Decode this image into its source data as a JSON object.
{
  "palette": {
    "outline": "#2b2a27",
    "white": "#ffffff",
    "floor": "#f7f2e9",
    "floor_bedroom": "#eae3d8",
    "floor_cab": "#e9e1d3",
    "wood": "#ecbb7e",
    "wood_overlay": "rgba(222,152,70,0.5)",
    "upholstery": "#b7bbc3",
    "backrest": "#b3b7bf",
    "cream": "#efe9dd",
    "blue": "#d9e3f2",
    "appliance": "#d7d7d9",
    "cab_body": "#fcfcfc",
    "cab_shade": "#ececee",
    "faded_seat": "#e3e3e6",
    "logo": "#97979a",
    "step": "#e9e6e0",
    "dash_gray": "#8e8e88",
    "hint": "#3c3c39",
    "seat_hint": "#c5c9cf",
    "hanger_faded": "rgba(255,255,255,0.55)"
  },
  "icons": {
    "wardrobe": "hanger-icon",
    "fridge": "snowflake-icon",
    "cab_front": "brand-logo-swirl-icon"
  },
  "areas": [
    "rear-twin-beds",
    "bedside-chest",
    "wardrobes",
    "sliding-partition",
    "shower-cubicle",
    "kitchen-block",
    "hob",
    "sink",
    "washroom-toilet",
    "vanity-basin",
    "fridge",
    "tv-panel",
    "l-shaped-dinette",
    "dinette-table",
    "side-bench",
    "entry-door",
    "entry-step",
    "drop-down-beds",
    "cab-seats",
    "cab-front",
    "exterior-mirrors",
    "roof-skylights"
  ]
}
··········
_Stated goal_
The listing above should be transcribed in full, exactly as written.

_Answer in full_
Decode this image into its source data as a JSON object.
{
  "palette": {
    "outline": "#2b2a27",
    "white": "#ffffff",
    "floor": "#f7f2e9",
    "floor_bedroom": "#eae3d8",
    "floor_cab": "#e9e1d3",
    "wood": "#ecbb7e",
    "wood_overlay": "rgba(222,152,70,0.5)",
    "upholstery": "#b7bbc3",
    "backrest": "#b3b7bf",
    "cream": "#efe9dd",
    "blue": "#d9e3f2",
    "appliance": "#d7d7d9",
    "cab_body": "#fcfcfc",
    "cab_shade": "#ececee",
    "faded_seat": "#e3e3e6",
    "logo": "#97979a",
    "step": "#e9e6e0",
    "dash_gray": "#8e8e88",
    "hint": "#3c3c39",
    "seat_hint": "#c5c9cf",
    "hanger_faded": "rgba(255,255,255,0.55)"
  },
  "icons": {
    "wardrobe": "hanger-icon",
    "fridge": "snowflake-icon",
    "cab_front": "brand-logo-swirl-icon"
  },
  "areas": [
    "rear-twin-beds",
    "bedside-chest",
    "wardrobes",
    "sliding-partition",
    "shower-cubicle",
    "kitchen-block",
    "hob",
    "sink",
    "washroom-toilet",
    "vanity-basin",
    "fridge",
    "tv-panel",
    "l-shaped-dinette",
    "dinette-table",
    "side-bench",
    "entry-door",
    "entry-step",
    "drop-down-beds",
    "cab-seats",
    "cab-front",
    "exterior-mirrors",
    "roof-skylights"
  ]
}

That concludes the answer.